Source document =>
[BEGIN]

On November 4, 2014, Massachusetts voters approved a ballot question that requires all private-sector employers to provide employees with up to 40 hours of sick leave per calendar year.1 That new law, which goes into effect on July 1, 2015, left many questions unanswered. For example, the law did not specifically address whether multi-state employers with fewer than 11 employees in Massachusetts had to provide paid, as opposed to unpaid, sick leave. The law also did not address whether employers may provide employees with the option of cashing in accrued, paid sick leave.
In an attempt to answer some of these questions, the Massachusetts Attorney General recently proposed regulations interpreting the new sick leave law. As discussed below, the proposed regulations provide answers that may be surprising to employers.
Which employers must provide paid leave?
Under the new law, all employers, regardless of their size, must provide sick leave to employees. Employers with 11 or more employees, however, must provide paid sick leave. Employers with fewer than 11 employees must provide, at a minimum, unpaid sick leave.
In the proposed regulations, the Attorney General’s Office takes the position that, when calculating whether an employer meets the paid sick leave threshold, all full-time, part-time, seasonal and temporary employees must be counted, including employees who work outside of Massachusetts. Thus, for example, an employer with 15 employees would have to provide paid sick leave to its employees in Massachusetts, even if only one employee is based in the Commonwealth.
What about employees who work outside of Massachusetts?
According to the proposed regulations, employees are eligible to accrue sick leave if their primary place of work is in Massachusetts, even if the employee spends less than 50% of his or her working time in Massachusetts. By way of example, the proposed regulations reference a painter who works for one employer and spends 40% of her hours in Massachusetts, 30% of her hours in New Hampshire, and 30% in other states. According to the Attorney General’s Office, Massachusetts would be the painter’s primary place of work and, therefore, the painter would be eligible to accrue sick leave for all working hours, including hours worked outside of Massachusetts.
How do employers calculate the accrual of sick leave?
Beginning July 1, 2015, employers must provide all employees, including full-time, part-time, seasonal and temporary employees, with a minimum of one hour of sick leave for every 30 hours worked, up to a maximum of 40 hours per calendar year. Surprisingly, the proposed regulations state that the term “calendar year” means any consecutive 12-month period designated by an employer. Thus, if adopted as proposed, the regulations will permit employers to choose which 12-month period to designate as the “calendar year” for accrual purposes (e.g., fiscal year, the year running from an employee’s anniversary date, etc.). Upon hire, however, employers must provide employees with a written notice that explains what the calendar year is for sick leave purposes. Any change to an employer’s definition of calendar year must be prospective and cannot result in a loss or forfeiture of any previously accrued sick leave.

[END]

Data provided =>
[BEGIN]

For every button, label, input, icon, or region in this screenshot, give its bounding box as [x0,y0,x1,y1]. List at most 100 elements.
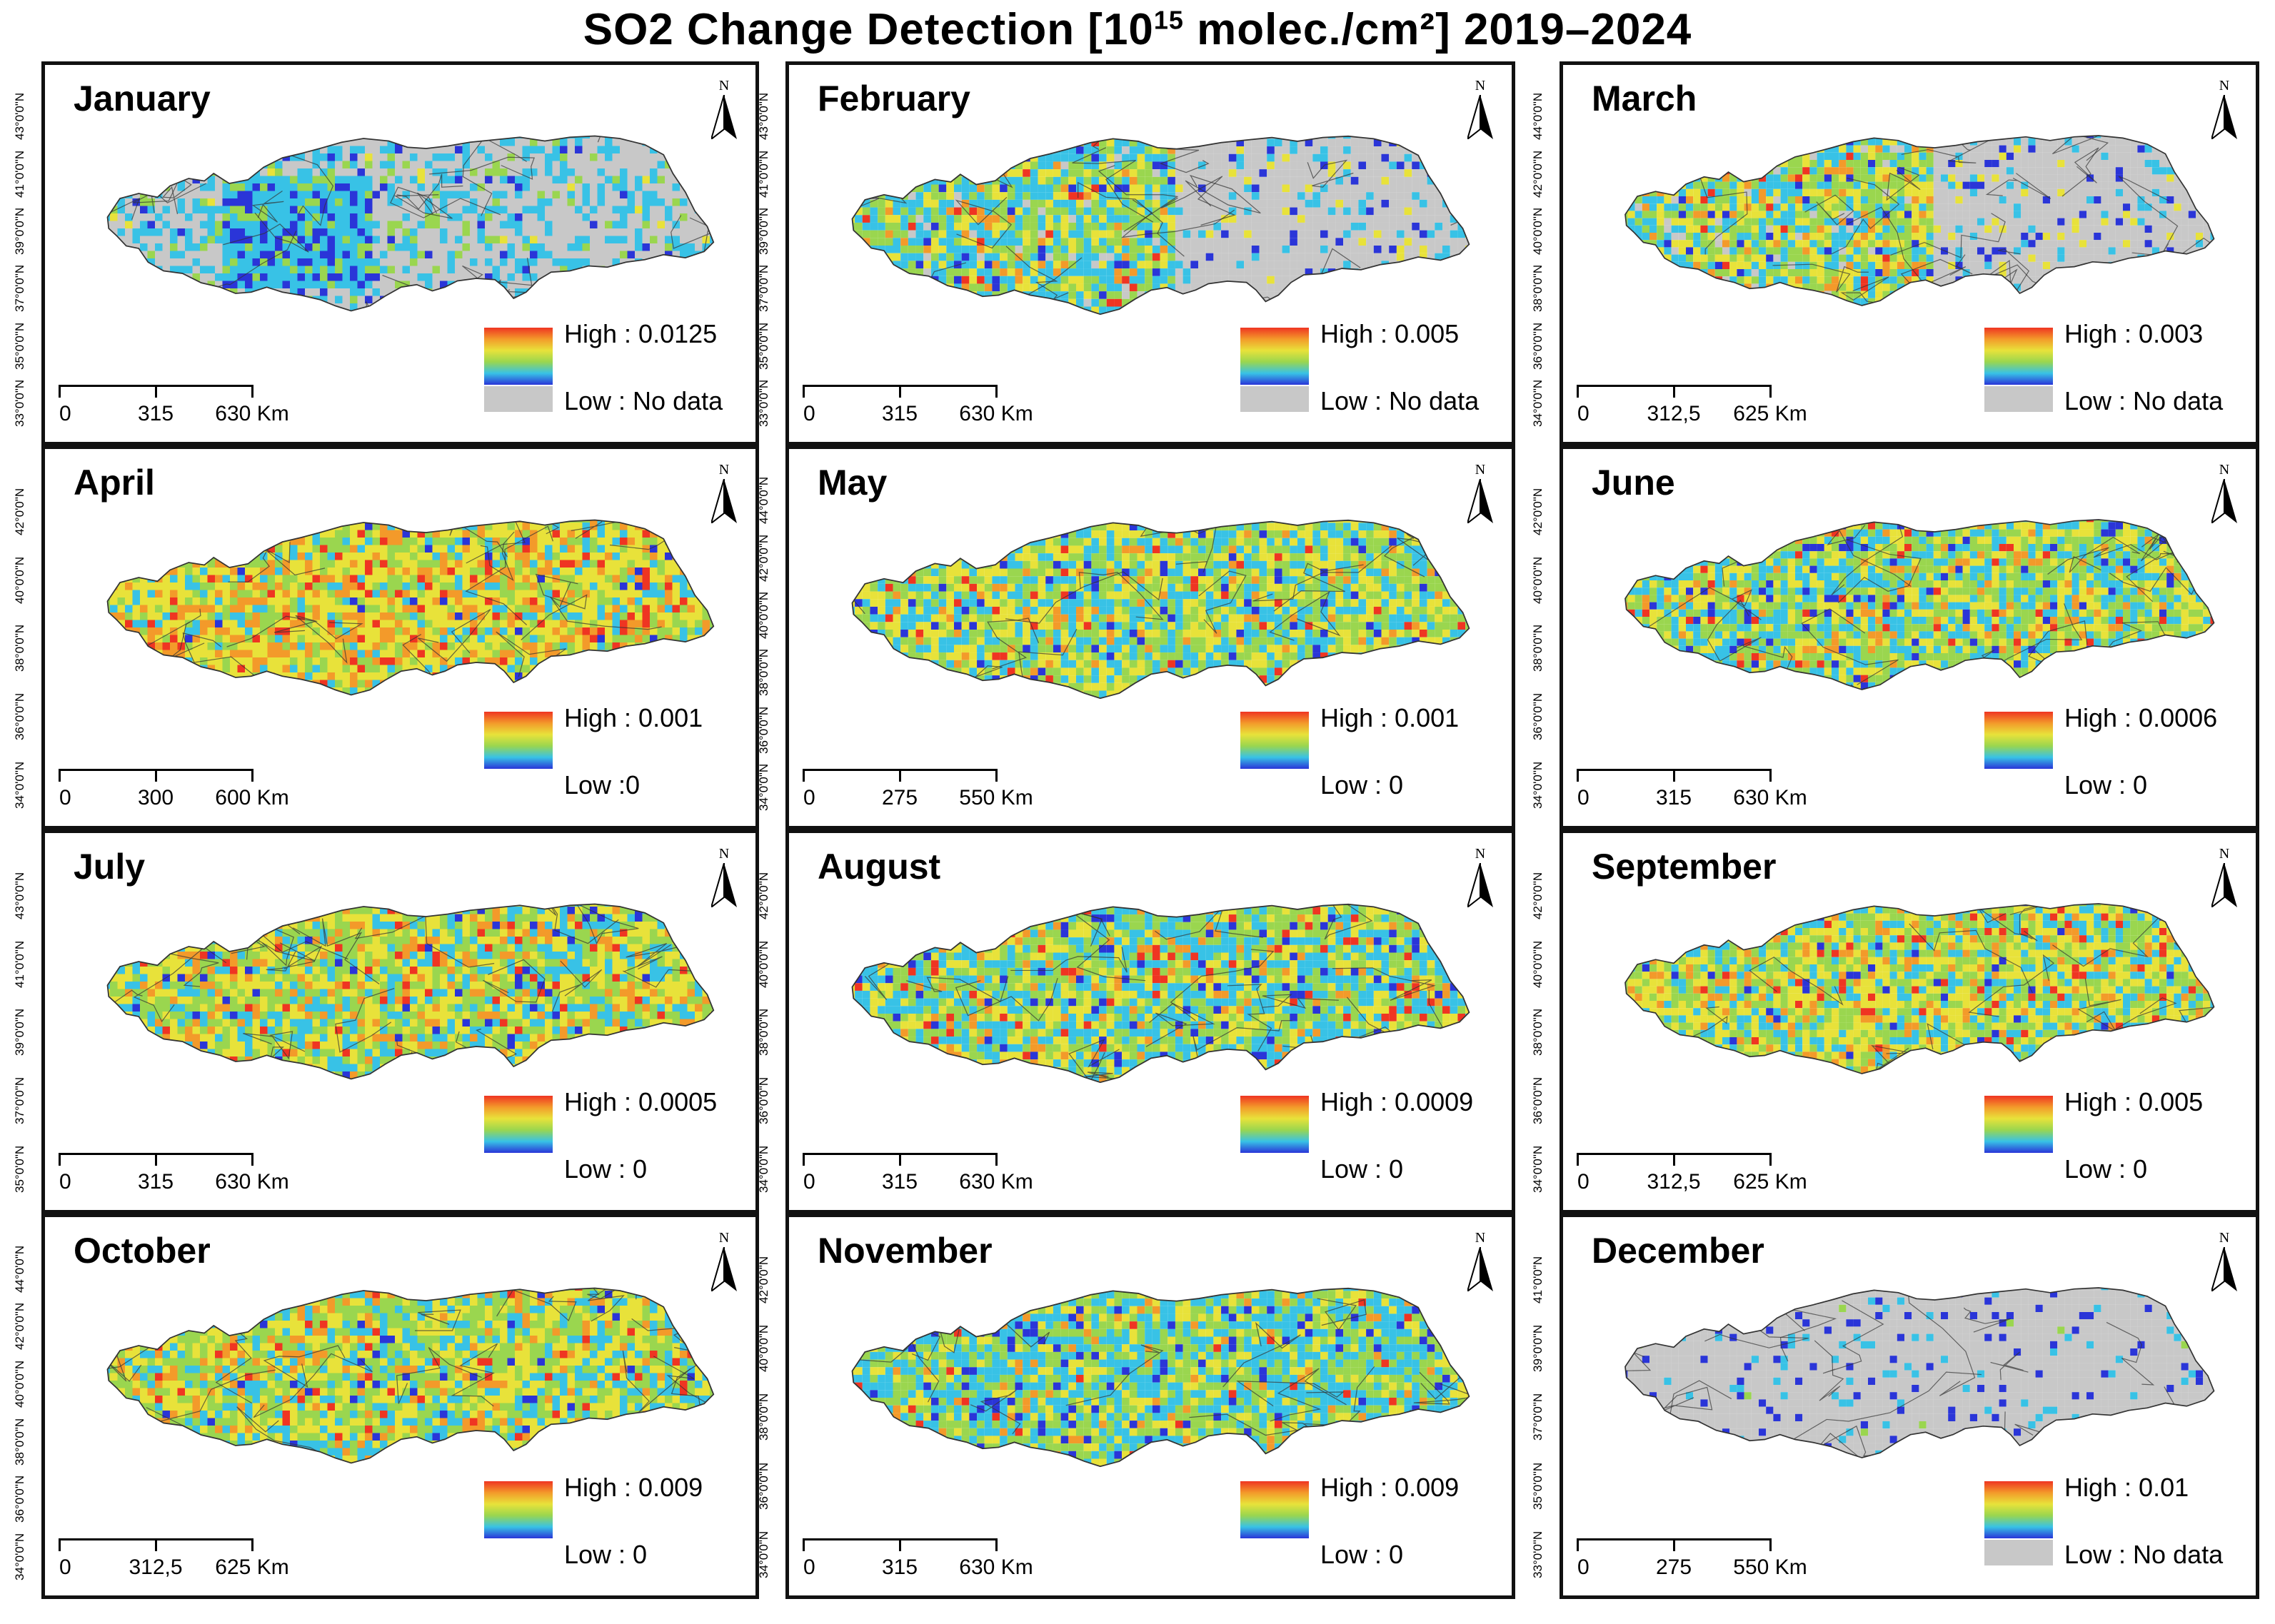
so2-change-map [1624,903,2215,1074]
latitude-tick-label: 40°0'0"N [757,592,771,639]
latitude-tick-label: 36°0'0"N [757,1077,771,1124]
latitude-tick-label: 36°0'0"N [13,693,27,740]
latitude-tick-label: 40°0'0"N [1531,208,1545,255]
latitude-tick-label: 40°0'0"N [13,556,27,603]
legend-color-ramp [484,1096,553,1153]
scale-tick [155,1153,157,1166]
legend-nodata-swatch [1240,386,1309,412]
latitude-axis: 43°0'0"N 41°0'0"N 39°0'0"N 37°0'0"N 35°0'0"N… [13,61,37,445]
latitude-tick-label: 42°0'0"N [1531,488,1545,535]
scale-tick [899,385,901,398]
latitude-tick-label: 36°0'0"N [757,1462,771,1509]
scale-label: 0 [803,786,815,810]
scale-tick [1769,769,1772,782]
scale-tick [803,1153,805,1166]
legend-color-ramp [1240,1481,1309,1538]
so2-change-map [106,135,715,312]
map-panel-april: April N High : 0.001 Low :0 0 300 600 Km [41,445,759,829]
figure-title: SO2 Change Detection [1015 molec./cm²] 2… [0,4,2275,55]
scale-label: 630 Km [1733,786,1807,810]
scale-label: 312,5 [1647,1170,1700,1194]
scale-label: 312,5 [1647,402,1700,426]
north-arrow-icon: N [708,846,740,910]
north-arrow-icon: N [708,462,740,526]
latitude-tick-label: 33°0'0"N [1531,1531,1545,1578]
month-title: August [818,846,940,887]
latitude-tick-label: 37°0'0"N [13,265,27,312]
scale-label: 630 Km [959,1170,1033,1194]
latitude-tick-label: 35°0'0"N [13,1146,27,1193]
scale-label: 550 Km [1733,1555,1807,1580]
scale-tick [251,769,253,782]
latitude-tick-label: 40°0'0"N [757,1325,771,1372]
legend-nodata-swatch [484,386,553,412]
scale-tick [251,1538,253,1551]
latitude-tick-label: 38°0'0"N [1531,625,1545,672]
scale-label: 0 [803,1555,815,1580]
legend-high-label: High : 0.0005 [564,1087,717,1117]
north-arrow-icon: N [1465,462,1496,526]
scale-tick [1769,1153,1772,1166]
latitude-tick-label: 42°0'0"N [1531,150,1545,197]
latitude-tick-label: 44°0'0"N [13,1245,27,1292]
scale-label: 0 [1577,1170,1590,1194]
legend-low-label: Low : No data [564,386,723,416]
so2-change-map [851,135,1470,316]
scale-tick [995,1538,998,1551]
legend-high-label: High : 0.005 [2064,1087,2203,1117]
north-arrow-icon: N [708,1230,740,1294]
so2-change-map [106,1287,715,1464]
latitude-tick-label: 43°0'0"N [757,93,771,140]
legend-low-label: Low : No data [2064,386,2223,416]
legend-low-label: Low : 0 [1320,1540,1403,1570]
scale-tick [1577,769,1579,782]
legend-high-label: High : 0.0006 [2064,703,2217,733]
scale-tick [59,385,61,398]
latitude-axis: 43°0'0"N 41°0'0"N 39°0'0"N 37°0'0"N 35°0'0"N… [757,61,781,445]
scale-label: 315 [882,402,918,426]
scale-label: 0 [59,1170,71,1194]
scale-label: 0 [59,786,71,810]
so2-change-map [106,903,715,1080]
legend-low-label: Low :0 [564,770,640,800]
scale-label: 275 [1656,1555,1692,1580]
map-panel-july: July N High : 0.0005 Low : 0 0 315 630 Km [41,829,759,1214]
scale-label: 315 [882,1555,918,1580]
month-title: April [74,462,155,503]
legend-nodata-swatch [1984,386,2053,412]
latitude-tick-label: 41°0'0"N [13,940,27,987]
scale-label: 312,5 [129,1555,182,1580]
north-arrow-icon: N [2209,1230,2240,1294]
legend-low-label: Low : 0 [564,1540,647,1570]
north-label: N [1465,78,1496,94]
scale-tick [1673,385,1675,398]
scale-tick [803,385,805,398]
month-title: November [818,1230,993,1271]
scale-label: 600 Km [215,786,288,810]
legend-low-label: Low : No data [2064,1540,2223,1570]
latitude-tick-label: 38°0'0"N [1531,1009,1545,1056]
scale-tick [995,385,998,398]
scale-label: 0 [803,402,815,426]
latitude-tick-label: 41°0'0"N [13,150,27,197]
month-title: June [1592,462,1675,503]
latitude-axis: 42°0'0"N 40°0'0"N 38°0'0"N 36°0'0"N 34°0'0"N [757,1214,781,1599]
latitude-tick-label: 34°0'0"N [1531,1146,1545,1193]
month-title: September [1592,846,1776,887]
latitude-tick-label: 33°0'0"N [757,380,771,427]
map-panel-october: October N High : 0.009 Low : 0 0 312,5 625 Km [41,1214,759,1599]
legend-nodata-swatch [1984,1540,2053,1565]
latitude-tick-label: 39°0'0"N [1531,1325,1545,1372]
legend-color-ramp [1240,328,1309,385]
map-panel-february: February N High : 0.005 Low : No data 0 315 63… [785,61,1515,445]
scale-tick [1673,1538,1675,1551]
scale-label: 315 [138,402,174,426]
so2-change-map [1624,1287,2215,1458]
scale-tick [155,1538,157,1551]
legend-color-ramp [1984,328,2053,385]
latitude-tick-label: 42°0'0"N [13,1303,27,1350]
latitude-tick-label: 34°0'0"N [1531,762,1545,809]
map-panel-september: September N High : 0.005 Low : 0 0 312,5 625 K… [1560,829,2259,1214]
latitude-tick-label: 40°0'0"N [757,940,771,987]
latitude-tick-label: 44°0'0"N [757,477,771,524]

[END]
[BEGIN]

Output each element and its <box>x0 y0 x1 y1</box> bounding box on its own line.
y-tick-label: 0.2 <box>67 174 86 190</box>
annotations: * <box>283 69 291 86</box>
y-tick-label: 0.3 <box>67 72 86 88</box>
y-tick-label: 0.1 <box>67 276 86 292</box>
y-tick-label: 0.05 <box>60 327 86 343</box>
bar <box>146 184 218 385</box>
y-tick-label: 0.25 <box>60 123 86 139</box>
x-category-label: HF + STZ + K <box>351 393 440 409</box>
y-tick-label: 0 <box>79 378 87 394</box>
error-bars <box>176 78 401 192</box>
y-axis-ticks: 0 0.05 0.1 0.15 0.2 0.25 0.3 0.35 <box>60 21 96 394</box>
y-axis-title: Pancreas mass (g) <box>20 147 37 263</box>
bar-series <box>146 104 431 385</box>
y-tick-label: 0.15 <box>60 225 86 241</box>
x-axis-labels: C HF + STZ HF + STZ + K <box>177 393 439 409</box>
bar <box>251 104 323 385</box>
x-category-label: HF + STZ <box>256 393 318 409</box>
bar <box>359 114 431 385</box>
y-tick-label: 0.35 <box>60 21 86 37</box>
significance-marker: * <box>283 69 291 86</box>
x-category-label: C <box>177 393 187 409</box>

[END]

Required actions =>
#1 Answer from the article on the Massachusetts sick leave law:
(a) On what date does the new sick leave law go into effect?
(b) What share of her hours does the painter in the example spend in Massachusetts?
(c) How much sick leave must employees accrue for every 30 hours worked?
#2 Carry on the article about the Massachusetts sick leave law, picking up after its final sentence.

Answers in order =>
#1
(a) July 1, 2015.
(b) 40% of her hours.
(c) A minimum of one hour of sick leave, up to a maximum of 40 hours per calendar year.

#2
The proposed regulations also state that, for accrual purposes, exempt employees are assumed to work 40 hours per week unless their normal work week is less than 40 hours.
What happens to accrued, unused sick leave if an employee leaves the company?
Under the sick leave law, employers are not required to pay out accrued, unused sick leave upon the termination of the employment relationship. Under the proposed regulations, however, if an employee returns to work within a year from the last date of employment, any sick leave earned prior to the break in service shall be available for the employee to use immediately.
May employers permit employees to cash out their unused sick leave?
Employees are only entitled to use 40 hours of sick leave per calendar year, but they are statutorily entitled to carry over up to 40 hours of unused sick leave to the next calendar year.
The proposed regulations allow employers to offer, at the employee’s sole discretion, the option to receive payment for any unused sick leave at the end of the calendar year, provided that at least 16 hours of sick leave are available at the beginning of the new calendar year. The proposed regulations, however, prohibit any payout or other forfeiture of sick leave as it accrues during the year.
What if an employee already received paid sick time prior to July 1, 2015?
Employees must begin to accrue sick leave on July 1, 2015. The proposed regulations, however, permit employers with existing sick leave policies to credit any paid sick leave taken prior to July 1st against their statutory obligations. For example, if an employee takes two hours of paid sick leave between January 1, 2015 and June 30, 2015 pursuant to his or her employer’s existing sick leave plan, the employer may treat those two hours of sick leave as though they were taken pursuant to the Massachusetts law. As a result, for the transition year from July 1 through the beginning of the next calendar year, the employee would be entitled to only 38 hours of paid sick leave, not the 40 hours of sick leave provided for in the statute.
At what rate must paid sick leave be paid?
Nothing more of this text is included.